* Exercise: Report, as a bare number, how many lines contain the string "true".

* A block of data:
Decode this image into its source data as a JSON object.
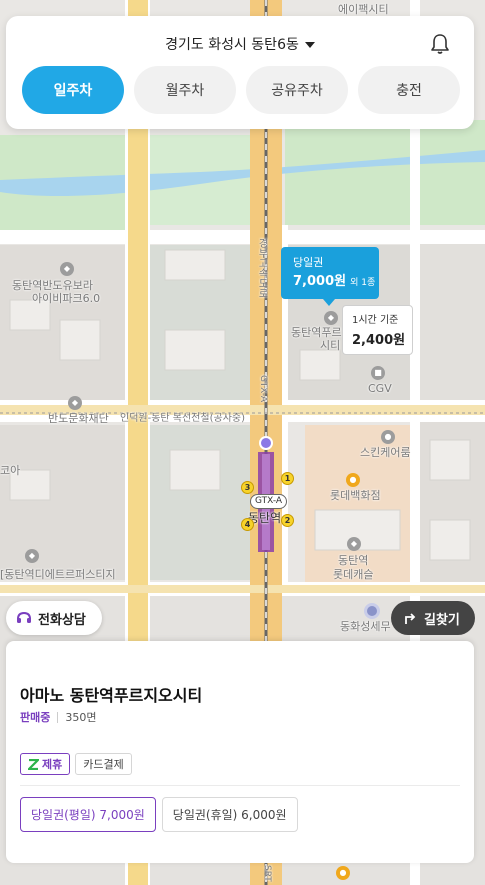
{
  "header": {
    "location": "경기도 화성시 동탄6동",
    "tabs": [
      {
        "label": "일주차",
        "active": true
      },
      {
        "label": "월주차",
        "active": false
      },
      {
        "label": "공유주차",
        "active": false
      },
      {
        "label": "충전",
        "active": false
      }
    ]
  },
  "map": {
    "labels": {
      "top_partial": "에이팩시티",
      "apt1_a": "동탄역반도유보라",
      "apt1_b": "아이비파크6.0",
      "road_vertical": "경부고속도로",
      "station_north": "동탄역푸르",
      "station_north_b": "시티",
      "cgv": "CGV",
      "gtx_a": "GTX-A",
      "bando": "반도문화재단",
      "construction": "인덕원-동탄 복선전철(공사중)",
      "skin": "스킨케어룸",
      "lotte_dept": "롯데백화점",
      "partial_left": "코아",
      "station": "동탄역",
      "gtx_badge": "GTX-A",
      "lotte_castle_a": "동탄역",
      "lotte_castle_b": "롯데캐슬",
      "ditpark": "[동탄역디에트르퍼스티지",
      "bottom_right": "동화성세무",
      "bottom_road": "SRT"
    },
    "exits": [
      "1",
      "2",
      "3",
      "4"
    ]
  },
  "markers": {
    "main": {
      "kind": "당일권",
      "price": "7,000원",
      "extra": "외 1종"
    },
    "sub": {
      "kind": "1시간 기준",
      "price": "2,400원"
    }
  },
  "buttons": {
    "consult": "전화상담",
    "route": "길찾기"
  },
  "sheet": {
    "name": "아마노 동탄역푸르지오시티",
    "status": "판매중",
    "spaces": "350면",
    "tags": [
      {
        "label": "제휴",
        "partner": true
      },
      {
        "label": "카드결제",
        "partner": false
      }
    ],
    "tickets": [
      {
        "label": "당일권(평일) 7,000원",
        "selected": true
      },
      {
        "label": "당일권(휴일) 6,000원",
        "selected": false
      }
    ]
  },
  "colors": {
    "accent": "#21a8e6",
    "purple": "#7a3fbf",
    "marker": "#1aa0dc"
  }
}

* Output: 3